Search the records below for the word "name" and show every line where it occurs.

# # #

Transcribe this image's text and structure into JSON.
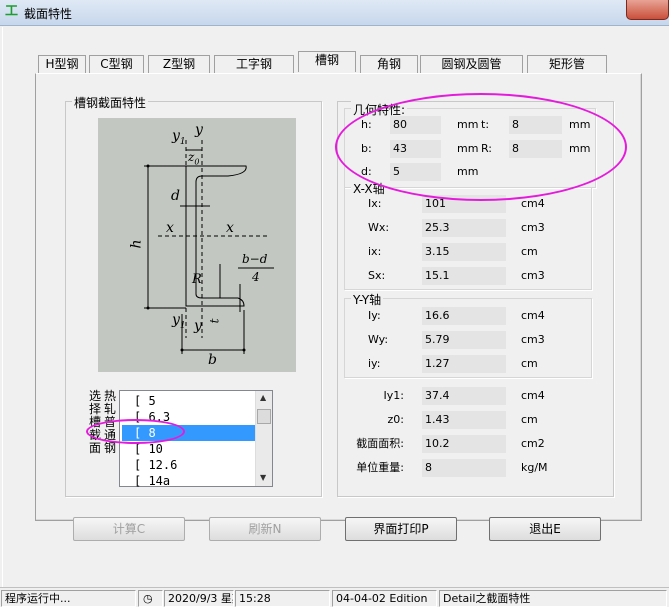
{
  "window": {
    "title": "截面特性",
    "app_icon": "steel-icon"
  },
  "tabs": [
    {
      "label": "H型钢"
    },
    {
      "label": "C型钢"
    },
    {
      "label": "Z型钢"
    },
    {
      "label": "工字钢"
    },
    {
      "label": "槽钢",
      "active": true
    },
    {
      "label": "角钢"
    },
    {
      "label": "圆钢及圆管"
    },
    {
      "label": "矩形管"
    }
  ],
  "section_group_label": "槽钢截面特性",
  "diagram_labels": {
    "y1_top": "y",
    "y1_top_sub": "1",
    "y_top": "y",
    "z0": "z",
    "z0_sub": "0",
    "d": "d",
    "h": "h",
    "x_left": "x",
    "x_right": "x",
    "R": "R",
    "t": "t",
    "bd": "b−d",
    "bd_den": "4",
    "y1_bot": "y",
    "y1_bot_sub": "1",
    "y_bot": "y",
    "b": "b"
  },
  "list": {
    "caption": [
      "选择热轧普通槽钢",
      "择",
      "热",
      "轧",
      "普",
      "通",
      "槽",
      "钢"
    ],
    "caption_cols": [
      [
        "选",
        "择",
        "槽",
        "截",
        "面"
      ],
      [
        "热",
        "轧",
        "普",
        "通",
        "钢"
      ]
    ],
    "items": [
      "[ 5",
      "[ 6.3",
      "[ 8",
      "[ 10",
      "[ 12.6",
      "[ 14a"
    ],
    "selected_index": 2
  },
  "geometry": {
    "label": "几何特性:",
    "h_label": "h:",
    "h_value": "80",
    "h_unit": "mm",
    "t_label": "t:",
    "t_value": "8",
    "t_unit": "mm",
    "b_label": "b:",
    "b_value": "43",
    "b_unit": "mm",
    "R_label": "R:",
    "R_value": "8",
    "R_unit": "mm",
    "d_label": "d:",
    "d_value": "5",
    "d_unit": "mm"
  },
  "xx_axis": {
    "label": "X-X轴",
    "rows": [
      {
        "name": "Ix:",
        "value": "101",
        "unit": "cm4"
      },
      {
        "name": "Wx:",
        "value": "25.3",
        "unit": "cm3"
      },
      {
        "name": "ix:",
        "value": "3.15",
        "unit": "cm"
      },
      {
        "name": "Sx:",
        "value": "15.1",
        "unit": "cm3"
      }
    ]
  },
  "yy_axis": {
    "label": "Y-Y轴",
    "rows": [
      {
        "name": "Iy:",
        "value": "16.6",
        "unit": "cm4"
      },
      {
        "name": "Wy:",
        "value": "5.79",
        "unit": "cm3"
      },
      {
        "name": "iy:",
        "value": "1.27",
        "unit": "cm"
      }
    ]
  },
  "other": [
    {
      "name": "Iy1:",
      "value": "37.4",
      "unit": "cm4"
    },
    {
      "name": "z0:",
      "value": "1.43",
      "unit": "cm"
    },
    {
      "name": "截面面积:",
      "value": "10.2",
      "unit": "cm2"
    },
    {
      "name": "单位重量:",
      "value": "8",
      "unit": "kg/M"
    }
  ],
  "buttons": {
    "calc": "计算C",
    "refresh": "刷新N",
    "print": "界面打印P",
    "exit": "退出E"
  },
  "status": {
    "running": "程序运行中...",
    "clock_icon": "clock-icon",
    "date": "2020/9/3 星期",
    "time": "15:28",
    "edition": "04-04-02 Edition",
    "detail": "Detail之截面特性"
  },
  "colors": {
    "annotation": "#e51bdc",
    "selection": "#3399ff",
    "diagram_bg": "#c2c8c1"
  }
}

# # #

Final result:
        "name": "Ix:",
        "name": "Wx:",
        "name": "ix:",
        "name": "Sx:",
        "name": "Iy:",
        "name": "Wy:",
        "name": "iy:",
      "name": "Iy1:",
      "name": "z0:",
      "name": "截面面积:",
      "name": "单位重量:",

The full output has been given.